> _Material to process_:
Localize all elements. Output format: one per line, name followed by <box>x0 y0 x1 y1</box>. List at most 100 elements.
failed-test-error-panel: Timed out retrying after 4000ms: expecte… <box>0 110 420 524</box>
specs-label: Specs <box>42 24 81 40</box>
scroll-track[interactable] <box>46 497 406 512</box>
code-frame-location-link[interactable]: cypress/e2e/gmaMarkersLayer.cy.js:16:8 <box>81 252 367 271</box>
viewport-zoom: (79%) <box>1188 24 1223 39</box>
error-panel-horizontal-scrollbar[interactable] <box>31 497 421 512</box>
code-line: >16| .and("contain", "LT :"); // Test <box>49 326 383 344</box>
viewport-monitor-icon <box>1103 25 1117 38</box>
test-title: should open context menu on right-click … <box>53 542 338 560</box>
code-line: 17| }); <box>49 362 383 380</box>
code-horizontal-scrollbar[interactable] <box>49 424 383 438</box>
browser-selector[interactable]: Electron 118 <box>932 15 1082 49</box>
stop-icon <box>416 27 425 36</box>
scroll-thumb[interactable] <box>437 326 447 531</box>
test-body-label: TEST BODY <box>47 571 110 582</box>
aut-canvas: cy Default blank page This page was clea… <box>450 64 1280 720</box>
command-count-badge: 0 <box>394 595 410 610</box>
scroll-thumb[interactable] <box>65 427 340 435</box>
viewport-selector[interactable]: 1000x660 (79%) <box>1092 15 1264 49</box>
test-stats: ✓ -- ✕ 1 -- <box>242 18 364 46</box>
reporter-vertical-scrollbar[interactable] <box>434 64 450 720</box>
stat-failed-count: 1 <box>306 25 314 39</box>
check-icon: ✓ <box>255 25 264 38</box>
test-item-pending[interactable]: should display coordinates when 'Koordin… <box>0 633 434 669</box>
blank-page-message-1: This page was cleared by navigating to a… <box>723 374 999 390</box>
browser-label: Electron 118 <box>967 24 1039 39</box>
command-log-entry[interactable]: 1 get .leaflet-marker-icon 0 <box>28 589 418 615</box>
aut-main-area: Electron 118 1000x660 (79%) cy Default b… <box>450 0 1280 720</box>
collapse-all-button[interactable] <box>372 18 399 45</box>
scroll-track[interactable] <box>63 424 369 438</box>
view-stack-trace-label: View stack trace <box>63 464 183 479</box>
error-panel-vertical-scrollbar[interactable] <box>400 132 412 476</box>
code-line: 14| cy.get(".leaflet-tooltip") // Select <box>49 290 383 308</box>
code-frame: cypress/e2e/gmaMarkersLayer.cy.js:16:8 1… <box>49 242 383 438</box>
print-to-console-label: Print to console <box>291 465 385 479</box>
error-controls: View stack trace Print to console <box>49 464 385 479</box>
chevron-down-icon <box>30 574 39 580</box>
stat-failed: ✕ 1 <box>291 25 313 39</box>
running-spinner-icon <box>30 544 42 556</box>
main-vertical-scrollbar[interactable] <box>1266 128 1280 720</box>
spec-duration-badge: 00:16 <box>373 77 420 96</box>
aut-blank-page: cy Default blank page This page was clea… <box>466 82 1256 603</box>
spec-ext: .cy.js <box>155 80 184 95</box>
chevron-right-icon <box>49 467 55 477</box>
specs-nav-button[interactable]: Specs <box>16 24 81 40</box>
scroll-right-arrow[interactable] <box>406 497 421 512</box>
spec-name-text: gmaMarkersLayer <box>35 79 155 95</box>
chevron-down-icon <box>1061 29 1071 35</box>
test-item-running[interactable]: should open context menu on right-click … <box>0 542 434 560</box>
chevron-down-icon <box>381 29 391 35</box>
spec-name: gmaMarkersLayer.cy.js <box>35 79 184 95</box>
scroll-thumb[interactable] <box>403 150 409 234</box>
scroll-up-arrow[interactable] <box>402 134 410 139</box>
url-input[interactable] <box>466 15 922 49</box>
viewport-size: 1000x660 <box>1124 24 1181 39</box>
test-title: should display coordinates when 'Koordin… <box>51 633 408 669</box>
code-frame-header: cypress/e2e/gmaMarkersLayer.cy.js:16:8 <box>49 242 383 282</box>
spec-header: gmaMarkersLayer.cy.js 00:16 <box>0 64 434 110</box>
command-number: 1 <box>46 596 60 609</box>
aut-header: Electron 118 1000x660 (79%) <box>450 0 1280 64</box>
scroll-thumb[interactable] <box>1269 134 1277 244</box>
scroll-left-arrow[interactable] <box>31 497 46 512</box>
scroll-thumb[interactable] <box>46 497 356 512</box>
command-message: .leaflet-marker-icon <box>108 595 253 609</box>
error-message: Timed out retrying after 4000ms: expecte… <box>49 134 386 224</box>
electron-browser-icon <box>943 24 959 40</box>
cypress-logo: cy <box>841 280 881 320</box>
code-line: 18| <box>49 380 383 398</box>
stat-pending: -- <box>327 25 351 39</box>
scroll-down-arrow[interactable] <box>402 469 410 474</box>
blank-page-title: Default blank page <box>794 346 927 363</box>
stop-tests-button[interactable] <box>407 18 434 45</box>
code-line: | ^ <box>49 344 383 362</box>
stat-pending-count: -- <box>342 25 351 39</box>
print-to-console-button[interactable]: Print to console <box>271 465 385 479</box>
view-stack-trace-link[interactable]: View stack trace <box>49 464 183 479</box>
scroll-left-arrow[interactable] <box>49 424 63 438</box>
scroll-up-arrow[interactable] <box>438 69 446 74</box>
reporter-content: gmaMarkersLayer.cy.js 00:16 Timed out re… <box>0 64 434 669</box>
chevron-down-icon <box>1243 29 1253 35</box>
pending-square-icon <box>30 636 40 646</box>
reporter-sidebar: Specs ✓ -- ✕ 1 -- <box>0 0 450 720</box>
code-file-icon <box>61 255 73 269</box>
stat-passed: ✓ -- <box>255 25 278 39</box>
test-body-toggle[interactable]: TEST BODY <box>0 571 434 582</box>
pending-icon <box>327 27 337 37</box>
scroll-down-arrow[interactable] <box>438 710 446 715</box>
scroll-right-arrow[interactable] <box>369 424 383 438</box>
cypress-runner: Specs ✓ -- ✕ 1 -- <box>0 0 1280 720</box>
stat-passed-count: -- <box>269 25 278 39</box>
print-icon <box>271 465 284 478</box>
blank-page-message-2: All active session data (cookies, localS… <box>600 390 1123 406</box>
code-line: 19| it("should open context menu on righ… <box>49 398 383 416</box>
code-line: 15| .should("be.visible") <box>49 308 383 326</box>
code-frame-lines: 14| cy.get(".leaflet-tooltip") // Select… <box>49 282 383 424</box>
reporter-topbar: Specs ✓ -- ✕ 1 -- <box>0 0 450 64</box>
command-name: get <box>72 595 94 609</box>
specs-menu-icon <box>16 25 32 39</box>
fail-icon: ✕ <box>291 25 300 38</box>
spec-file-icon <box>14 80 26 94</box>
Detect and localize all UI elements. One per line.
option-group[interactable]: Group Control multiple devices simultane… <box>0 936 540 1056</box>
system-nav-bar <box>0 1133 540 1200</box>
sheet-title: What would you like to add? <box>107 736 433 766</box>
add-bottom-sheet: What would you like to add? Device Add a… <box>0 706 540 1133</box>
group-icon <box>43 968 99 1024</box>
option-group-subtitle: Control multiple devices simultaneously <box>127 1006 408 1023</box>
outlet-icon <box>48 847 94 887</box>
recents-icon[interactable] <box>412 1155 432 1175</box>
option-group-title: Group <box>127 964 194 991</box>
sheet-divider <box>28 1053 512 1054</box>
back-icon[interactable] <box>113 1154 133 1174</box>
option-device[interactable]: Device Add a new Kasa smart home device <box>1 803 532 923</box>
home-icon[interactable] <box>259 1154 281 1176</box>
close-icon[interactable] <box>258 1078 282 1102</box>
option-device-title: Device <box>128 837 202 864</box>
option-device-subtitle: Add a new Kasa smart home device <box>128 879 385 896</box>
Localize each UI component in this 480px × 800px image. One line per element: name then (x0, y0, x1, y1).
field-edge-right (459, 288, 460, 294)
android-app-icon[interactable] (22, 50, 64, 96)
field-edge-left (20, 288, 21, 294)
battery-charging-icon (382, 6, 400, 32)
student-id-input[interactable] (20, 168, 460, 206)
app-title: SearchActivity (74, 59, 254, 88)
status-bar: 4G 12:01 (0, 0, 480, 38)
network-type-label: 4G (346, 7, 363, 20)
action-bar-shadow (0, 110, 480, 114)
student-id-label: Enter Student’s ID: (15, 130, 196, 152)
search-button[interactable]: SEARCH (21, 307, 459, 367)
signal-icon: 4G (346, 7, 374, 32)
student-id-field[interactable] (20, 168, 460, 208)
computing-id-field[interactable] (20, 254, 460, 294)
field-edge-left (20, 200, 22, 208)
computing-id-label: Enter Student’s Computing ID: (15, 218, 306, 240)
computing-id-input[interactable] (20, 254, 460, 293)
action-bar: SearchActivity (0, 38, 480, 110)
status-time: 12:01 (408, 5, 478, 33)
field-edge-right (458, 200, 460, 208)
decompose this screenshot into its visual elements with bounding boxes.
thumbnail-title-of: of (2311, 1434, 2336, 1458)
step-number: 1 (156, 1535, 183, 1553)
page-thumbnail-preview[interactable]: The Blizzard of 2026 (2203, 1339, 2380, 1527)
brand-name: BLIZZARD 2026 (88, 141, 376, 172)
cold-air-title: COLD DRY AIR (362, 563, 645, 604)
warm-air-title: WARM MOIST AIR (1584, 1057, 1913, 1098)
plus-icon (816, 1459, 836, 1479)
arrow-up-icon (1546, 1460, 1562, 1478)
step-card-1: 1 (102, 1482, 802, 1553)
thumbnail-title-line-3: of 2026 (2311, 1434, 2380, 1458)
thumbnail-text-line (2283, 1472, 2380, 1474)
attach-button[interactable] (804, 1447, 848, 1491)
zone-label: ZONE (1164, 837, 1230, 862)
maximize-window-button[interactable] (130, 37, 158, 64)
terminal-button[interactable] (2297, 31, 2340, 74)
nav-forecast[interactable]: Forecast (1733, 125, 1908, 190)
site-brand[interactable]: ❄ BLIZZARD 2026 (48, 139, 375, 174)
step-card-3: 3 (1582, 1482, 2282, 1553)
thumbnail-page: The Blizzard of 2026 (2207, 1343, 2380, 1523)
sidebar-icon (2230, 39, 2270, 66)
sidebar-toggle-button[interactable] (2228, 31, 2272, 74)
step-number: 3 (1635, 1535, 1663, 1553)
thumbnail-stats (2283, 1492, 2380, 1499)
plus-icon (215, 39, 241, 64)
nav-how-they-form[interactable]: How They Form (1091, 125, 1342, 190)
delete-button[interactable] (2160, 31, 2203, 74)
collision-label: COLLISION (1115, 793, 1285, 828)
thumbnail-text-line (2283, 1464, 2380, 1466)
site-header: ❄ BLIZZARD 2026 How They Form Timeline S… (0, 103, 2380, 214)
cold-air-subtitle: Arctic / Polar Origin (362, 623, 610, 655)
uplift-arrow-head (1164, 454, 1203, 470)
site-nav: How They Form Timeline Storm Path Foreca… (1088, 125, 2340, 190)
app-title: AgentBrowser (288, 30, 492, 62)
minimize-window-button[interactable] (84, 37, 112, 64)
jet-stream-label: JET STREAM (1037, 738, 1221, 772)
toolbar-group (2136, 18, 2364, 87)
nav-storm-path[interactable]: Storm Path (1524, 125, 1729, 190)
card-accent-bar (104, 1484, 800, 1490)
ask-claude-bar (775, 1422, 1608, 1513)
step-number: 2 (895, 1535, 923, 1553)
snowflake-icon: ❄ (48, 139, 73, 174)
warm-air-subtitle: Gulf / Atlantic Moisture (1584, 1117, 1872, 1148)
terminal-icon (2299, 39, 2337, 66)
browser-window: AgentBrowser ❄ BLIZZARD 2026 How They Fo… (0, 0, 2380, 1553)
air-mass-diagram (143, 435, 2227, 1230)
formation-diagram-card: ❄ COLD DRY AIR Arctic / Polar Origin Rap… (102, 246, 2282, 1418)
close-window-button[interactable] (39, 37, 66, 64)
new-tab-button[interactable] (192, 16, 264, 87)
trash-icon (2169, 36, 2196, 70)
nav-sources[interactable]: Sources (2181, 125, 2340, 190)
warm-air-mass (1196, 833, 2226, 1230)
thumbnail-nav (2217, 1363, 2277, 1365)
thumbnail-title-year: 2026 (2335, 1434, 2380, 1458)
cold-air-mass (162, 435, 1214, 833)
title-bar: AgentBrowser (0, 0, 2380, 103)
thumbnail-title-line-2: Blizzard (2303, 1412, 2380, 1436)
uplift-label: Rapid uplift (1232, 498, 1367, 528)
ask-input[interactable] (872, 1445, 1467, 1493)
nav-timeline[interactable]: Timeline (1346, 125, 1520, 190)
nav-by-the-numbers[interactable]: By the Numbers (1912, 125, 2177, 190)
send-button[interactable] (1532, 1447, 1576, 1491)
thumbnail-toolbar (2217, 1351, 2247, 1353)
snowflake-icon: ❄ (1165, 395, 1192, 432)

> _Exercise objective_: Starting at the beginning of the data and going on through the line that contains "viewport-monitor-icon <box>1103 25", recast those lines as a JSON list of strings, one string per line, with blank lines left out.

> _Task answer_:
[
  "Localize all elements. Output format: one per line, name followed by <box>x0 y0 x1 y1</box>. List at most 100 elements.",
  "failed-test-error-panel: Timed out retrying after 4000ms: expecte… <box>0 110 420 524</box>",
  "specs-label: Specs <box>42 24 81 40</box>",
  "scroll-track[interactable] <box>46 497 406 512</box>",
  "code-frame-location-link[interactable]: cypress/e2e/gmaMarkersLayer.cy.js:16:8 <box>81 252 367 271</box>",
  "viewport-zoom: (79%) <box>1188 24 1223 39</box>",
  "error-panel-horizontal-scrollbar[interactable] <box>31 497 421 512</box>",
  "code-line: >16| .and(\"contain\", \"LT :\"); // Test <box>49 326 383 344</box>",
  "viewport-monitor-icon <box>1103 25 1117 38</box>"
]